**EXERCISE DIRECTIONS:** Take the entries below and reproduce them word for word.

**DATA PROVIDED:**
— start —

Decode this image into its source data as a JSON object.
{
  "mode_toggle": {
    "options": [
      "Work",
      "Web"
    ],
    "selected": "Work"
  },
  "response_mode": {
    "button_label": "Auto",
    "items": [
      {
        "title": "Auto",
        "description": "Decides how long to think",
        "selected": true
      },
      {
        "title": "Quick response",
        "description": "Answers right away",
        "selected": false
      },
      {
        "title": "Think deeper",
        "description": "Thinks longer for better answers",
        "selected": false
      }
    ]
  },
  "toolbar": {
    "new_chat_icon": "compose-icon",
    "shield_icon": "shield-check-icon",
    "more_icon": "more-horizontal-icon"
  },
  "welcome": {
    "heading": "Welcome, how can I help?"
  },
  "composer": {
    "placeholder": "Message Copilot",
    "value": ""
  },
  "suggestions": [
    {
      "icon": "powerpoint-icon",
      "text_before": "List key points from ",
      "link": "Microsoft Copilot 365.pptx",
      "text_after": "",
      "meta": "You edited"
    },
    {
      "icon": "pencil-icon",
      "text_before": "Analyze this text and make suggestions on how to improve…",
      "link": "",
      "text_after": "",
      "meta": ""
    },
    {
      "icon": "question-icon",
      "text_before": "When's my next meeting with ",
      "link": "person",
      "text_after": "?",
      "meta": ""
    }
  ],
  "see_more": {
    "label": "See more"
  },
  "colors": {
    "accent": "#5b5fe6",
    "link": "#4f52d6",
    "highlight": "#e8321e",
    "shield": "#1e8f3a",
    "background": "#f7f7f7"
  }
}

— end —

**SOLUTION TO THE EXERCISE:**
Decode this image into its source data as a JSON object.
{
  "mode_toggle": {
    "options": [
      "Work",
      "Web"
    ],
    "selected": "Work"
  },
  "response_mode": {
    "button_label": "Auto",
    "items": [
      {
        "title": "Auto",
        "description": "Decides how long to think",
        "selected": true
      },
      {
        "title": "Quick response",
        "description": "Answers right away",
        "selected": false
      },
      {
        "title": "Think deeper",
        "description": "Thinks longer for better answers",
        "selected": false
      }
    ]
  },
  "toolbar": {
    "new_chat_icon": "compose-icon",
    "shield_icon": "shield-check-icon",
    "more_icon": "more-horizontal-icon"
  },
  "welcome": {
    "heading": "Welcome, how can I help?"
  },
  "composer": {
    "placeholder": "Message Copilot",
    "value": ""
  },
  "suggestions": [
    {
      "icon": "powerpoint-icon",
      "text_before": "List key points from ",
      "link": "Microsoft Copilot 365.pptx",
      "text_after": "",
      "meta": "You edited"
    },
    {
      "icon": "pencil-icon",
      "text_before": "Analyze this text and make suggestions on how to improve…",
      "link": "",
      "text_after": "",
      "meta": ""
    },
    {
      "icon": "question-icon",
      "text_before": "When's my next meeting with ",
      "link": "person",
      "text_after": "?",
      "meta": ""
    }
  ],
  "see_more": {
    "label": "See more"
  },
  "colors": {
    "accent": "#5b5fe6",
    "link": "#4f52d6",
    "highlight": "#e8321e",
    "shield": "#1e8f3a",
    "background": "#f7f7f7"
  }
}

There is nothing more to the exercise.